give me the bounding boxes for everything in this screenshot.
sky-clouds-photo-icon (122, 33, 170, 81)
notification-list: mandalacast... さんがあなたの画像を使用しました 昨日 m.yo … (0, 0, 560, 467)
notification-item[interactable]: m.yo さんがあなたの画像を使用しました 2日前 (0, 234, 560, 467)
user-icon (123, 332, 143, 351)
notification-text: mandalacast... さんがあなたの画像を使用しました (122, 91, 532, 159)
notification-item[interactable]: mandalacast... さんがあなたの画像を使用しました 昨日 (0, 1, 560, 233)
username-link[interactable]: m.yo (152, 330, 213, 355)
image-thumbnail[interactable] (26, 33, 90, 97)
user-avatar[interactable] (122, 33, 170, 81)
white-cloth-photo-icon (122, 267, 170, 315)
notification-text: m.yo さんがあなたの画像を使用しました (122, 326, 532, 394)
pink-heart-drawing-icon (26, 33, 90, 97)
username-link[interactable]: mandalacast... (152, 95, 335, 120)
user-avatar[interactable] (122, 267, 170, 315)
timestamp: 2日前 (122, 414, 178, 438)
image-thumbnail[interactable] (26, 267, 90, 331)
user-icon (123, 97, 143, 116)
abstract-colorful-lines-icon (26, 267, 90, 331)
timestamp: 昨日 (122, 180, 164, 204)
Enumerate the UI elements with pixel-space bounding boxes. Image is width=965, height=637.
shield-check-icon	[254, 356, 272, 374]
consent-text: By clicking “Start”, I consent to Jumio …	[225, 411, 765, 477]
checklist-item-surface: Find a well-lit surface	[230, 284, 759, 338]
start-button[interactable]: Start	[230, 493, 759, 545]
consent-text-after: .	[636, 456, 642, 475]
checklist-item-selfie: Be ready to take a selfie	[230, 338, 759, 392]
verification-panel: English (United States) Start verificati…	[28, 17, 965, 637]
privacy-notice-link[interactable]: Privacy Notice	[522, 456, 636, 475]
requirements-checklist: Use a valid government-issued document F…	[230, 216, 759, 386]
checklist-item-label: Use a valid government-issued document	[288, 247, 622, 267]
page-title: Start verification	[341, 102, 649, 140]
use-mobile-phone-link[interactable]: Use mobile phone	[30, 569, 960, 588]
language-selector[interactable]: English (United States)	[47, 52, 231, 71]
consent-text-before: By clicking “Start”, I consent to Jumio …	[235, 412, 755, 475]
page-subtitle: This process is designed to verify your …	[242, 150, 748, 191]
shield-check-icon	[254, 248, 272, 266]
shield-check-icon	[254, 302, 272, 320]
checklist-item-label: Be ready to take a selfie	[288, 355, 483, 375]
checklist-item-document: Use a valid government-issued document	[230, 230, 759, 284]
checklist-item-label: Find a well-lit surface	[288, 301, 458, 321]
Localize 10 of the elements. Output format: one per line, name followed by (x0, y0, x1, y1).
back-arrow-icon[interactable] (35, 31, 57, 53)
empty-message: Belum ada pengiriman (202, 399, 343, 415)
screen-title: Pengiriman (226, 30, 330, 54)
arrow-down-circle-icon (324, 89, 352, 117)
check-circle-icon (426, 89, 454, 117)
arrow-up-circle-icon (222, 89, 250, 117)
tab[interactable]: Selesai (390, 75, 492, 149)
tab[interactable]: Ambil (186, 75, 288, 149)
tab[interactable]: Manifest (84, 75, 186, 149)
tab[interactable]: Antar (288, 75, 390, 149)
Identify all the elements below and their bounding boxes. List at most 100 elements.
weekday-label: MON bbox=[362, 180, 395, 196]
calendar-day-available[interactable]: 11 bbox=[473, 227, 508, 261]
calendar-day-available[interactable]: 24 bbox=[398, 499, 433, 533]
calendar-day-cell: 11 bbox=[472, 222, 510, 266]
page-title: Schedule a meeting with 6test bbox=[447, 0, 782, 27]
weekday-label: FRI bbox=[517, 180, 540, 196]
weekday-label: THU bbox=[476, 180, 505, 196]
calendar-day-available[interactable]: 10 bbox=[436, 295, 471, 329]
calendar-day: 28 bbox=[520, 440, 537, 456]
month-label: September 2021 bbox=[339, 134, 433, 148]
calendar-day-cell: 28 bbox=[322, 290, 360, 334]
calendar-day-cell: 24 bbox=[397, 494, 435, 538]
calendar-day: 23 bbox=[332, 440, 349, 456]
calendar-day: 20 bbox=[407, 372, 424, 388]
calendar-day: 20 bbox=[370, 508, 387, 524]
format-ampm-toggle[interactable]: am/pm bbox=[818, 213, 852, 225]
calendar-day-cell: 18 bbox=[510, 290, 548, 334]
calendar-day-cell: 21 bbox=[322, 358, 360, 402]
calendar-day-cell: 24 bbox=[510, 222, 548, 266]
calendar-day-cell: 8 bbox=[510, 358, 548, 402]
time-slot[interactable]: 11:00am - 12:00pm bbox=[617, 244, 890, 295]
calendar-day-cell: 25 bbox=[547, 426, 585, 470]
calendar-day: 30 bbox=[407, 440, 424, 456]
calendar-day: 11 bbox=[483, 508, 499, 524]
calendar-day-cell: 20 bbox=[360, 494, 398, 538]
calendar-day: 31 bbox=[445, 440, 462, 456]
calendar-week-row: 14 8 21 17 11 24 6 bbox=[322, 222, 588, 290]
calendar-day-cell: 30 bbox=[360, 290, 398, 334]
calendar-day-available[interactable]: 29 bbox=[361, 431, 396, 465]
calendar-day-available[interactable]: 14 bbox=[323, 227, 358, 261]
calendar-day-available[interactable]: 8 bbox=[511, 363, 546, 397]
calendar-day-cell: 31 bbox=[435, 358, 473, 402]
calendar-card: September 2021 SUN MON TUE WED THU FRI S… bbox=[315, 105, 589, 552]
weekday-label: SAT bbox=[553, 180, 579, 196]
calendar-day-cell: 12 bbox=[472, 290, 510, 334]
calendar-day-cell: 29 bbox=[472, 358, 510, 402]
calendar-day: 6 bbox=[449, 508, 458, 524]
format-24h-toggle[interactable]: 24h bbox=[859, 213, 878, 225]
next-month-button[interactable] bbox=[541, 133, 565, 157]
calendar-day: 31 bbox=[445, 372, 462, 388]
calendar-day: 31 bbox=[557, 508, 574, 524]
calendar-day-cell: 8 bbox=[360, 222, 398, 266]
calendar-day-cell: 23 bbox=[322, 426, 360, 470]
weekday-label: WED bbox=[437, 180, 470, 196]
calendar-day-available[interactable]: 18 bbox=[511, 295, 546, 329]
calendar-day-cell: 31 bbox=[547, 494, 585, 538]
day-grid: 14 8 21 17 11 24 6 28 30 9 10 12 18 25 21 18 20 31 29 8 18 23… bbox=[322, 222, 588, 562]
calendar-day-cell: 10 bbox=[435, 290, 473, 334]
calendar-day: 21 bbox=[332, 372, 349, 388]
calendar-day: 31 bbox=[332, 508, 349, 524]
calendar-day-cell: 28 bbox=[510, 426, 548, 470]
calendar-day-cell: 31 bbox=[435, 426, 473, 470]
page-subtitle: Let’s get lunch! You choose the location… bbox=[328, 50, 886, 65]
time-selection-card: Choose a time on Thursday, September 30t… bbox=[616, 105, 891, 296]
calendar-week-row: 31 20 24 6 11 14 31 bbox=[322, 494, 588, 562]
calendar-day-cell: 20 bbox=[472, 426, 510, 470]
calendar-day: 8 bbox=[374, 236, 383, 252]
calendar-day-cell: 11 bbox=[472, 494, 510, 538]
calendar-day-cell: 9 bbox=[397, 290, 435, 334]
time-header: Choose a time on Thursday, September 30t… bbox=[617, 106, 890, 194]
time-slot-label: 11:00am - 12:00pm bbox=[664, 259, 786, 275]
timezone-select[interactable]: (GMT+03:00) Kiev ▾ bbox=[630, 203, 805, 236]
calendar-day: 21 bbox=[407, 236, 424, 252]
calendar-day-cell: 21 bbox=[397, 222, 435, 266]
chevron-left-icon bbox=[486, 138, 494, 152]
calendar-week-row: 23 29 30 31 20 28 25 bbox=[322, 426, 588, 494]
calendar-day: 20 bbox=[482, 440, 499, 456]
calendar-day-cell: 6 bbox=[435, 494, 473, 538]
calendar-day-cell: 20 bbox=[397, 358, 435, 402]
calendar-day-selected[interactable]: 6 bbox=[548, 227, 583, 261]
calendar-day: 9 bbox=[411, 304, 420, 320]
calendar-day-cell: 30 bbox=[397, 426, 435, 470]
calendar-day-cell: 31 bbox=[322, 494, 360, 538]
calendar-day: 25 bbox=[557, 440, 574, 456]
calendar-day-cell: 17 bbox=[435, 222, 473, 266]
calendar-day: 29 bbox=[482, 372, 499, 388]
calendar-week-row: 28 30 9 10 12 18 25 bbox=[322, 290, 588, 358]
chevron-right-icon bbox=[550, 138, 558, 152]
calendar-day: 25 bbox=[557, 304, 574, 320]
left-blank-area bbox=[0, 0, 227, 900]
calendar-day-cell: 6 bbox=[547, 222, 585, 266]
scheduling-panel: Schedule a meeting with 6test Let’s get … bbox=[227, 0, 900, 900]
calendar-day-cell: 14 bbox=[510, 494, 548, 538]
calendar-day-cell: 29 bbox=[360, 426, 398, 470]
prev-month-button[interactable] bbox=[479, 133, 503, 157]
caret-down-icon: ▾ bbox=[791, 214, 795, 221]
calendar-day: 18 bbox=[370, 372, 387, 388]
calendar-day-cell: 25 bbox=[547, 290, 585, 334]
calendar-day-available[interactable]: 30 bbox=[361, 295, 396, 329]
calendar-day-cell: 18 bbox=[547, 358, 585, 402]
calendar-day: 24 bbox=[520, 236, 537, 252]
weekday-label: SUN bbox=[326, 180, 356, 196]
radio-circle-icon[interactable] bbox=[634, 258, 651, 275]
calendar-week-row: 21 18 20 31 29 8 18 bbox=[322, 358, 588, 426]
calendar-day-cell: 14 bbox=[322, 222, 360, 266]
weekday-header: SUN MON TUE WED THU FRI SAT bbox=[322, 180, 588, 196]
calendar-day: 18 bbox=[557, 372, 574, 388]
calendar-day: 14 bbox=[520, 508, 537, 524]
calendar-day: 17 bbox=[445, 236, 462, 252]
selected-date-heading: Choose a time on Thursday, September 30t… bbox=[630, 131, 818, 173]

|---|

Reproduce every line, unchanged, from the start of the lines down to and including the line containing "user-avatar[interactable] (122, 33, 170, 81)".

give me the bounding boxes for everything in this screenshot.
sky-clouds-photo-icon (122, 33, 170, 81)
notification-list: mandalacast... さんがあなたの画像を使用しました 昨日 m.yo … (0, 0, 560, 467)
notification-item[interactable]: m.yo さんがあなたの画像を使用しました 2日前 (0, 234, 560, 467)
user-icon (123, 332, 143, 351)
notification-text: mandalacast... さんがあなたの画像を使用しました (122, 91, 532, 159)
notification-item[interactable]: mandalacast... さんがあなたの画像を使用しました 昨日 (0, 1, 560, 233)
username-link[interactable]: m.yo (152, 330, 213, 355)
image-thumbnail[interactable] (26, 33, 90, 97)
user-avatar[interactable] (122, 33, 170, 81)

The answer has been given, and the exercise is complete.